## begin DATASET ROWS
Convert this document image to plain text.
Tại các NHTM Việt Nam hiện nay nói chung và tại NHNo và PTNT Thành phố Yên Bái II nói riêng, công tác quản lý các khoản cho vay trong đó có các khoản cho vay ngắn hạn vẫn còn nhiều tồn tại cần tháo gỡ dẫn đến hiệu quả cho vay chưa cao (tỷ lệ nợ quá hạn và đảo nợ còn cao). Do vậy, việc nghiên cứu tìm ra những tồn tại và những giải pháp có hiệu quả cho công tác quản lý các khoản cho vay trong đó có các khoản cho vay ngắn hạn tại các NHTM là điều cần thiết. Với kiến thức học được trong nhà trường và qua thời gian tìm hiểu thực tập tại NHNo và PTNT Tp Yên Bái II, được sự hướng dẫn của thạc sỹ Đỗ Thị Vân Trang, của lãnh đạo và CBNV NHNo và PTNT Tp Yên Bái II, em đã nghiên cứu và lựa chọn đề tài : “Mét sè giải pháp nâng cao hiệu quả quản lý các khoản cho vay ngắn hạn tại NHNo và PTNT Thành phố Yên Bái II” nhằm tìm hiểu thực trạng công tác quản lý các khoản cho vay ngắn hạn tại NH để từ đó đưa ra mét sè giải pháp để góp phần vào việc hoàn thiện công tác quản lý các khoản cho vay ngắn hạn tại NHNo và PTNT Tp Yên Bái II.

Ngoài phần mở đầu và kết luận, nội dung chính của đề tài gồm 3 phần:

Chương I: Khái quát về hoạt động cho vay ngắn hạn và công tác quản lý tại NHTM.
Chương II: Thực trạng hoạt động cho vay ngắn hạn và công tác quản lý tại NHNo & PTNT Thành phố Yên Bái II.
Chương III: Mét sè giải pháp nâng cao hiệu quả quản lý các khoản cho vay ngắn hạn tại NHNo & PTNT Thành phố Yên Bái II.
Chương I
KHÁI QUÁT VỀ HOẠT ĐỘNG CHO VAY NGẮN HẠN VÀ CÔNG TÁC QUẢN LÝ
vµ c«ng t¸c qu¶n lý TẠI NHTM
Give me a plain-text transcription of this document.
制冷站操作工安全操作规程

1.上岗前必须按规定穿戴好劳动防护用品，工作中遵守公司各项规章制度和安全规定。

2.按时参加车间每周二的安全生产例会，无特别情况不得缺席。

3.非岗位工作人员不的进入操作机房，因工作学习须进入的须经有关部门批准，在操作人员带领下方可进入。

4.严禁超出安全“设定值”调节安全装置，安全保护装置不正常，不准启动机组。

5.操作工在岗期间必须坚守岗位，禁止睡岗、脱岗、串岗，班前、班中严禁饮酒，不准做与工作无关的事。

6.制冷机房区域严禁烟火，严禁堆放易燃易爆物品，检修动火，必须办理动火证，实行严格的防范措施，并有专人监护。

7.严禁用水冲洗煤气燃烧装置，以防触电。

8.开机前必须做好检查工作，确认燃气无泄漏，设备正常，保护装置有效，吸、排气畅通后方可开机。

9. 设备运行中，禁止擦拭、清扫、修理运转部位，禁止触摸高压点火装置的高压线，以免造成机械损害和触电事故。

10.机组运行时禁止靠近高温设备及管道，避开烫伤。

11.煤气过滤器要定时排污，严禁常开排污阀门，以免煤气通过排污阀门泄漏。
## end DATASET ROWS
**REQUIREMENTS**
Reproduce the entire listing word for word.

**TASK SOLUTION**
Convert this document image to plain text.
Tại các NHTM Việt Nam hiện nay nói chung và tại NHNo và PTNT Thành phố Yên Bái II nói riêng, công tác quản lý các khoản cho vay trong đó có các khoản cho vay ngắn hạn vẫn còn nhiều tồn tại cần tháo gỡ dẫn đến hiệu quả cho vay chưa cao (tỷ lệ nợ quá hạn và đảo nợ còn cao). Do vậy, việc nghiên cứu tìm ra những tồn tại và những giải pháp có hiệu quả cho công tác quản lý các khoản cho vay trong đó có các khoản cho vay ngắn hạn tại các NHTM là điều cần thiết. Với kiến thức học được trong nhà trường và qua thời gian tìm hiểu thực tập tại NHNo và PTNT Tp Yên Bái II, được sự hướng dẫn của thạc sỹ Đỗ Thị Vân Trang, của lãnh đạo và CBNV NHNo và PTNT Tp Yên Bái II, em đã nghiên cứu và lựa chọn đề tài : “Mét sè giải pháp nâng cao hiệu quả quản lý các khoản cho vay ngắn hạn tại NHNo và PTNT Thành phố Yên Bái II” nhằm tìm hiểu thực trạng công tác quản lý các khoản cho vay ngắn hạn tại NH để từ đó đưa ra mét sè giải pháp để góp phần vào việc hoàn thiện công tác quản lý các khoản cho vay ngắn hạn tại NHNo và PTNT Tp Yên Bái II.

Ngoài phần mở đầu và kết luận, nội dung chính của đề tài gồm 3 phần:

Chương I: Khái quát về hoạt động cho vay ngắn hạn và công tác quản lý tại NHTM.
Chương II: Thực trạng hoạt động cho vay ngắn hạn và công tác quản lý tại NHNo & PTNT Thành phố Yên Bái II.
Chương III: Mét sè giải pháp nâng cao hiệu quả quản lý các khoản cho vay ngắn hạn tại NHNo & PTNT Thành phố Yên Bái II.
Chương I
KHÁI QUÁT VỀ HOẠT ĐỘNG CHO VAY NGẮN HẠN VÀ CÔNG TÁC QUẢN LÝ
vµ c«ng t¸c qu¶n lý TẠI NHTM
Give me a plain-text transcription of this document.
制冷站操作工安全操作规程

1.上岗前必须按规定穿戴好劳动防护用品，工作中遵守公司各项规章制度和安全规定。

2.按时参加车间每周二的安全生产例会，无特别情况不得缺席。

3.非岗位工作人员不的进入操作机房，因工作学习须进入的须经有关部门批准，在操作人员带领下方可进入。

4.严禁超出安全“设定值”调节安全装置，安全保护装置不正常，不准启动机组。

5.操作工在岗期间必须坚守岗位，禁止睡岗、脱岗、串岗，班前、班中严禁饮酒，不准做与工作无关的事。

6.制冷机房区域严禁烟火，严禁堆放易燃易爆物品，检修动火，必须办理动火证，实行严格的防范措施，并有专人监护。

7.严禁用水冲洗煤气燃烧装置，以防触电。

8.开机前必须做好检查工作，确认燃气无泄漏，设备正常，保护装置有效，吸、排气畅通后方可开机。

9. 设备运行中，禁止擦拭、清扫、修理运转部位，禁止触摸高压点火装置的高压线，以免造成机械损害和触电事故。

10.机组运行时禁止靠近高温设备及管道，避开烫伤。

11.煤气过滤器要定时排污，严禁常开排污阀门，以免煤气通过排污阀门泄漏。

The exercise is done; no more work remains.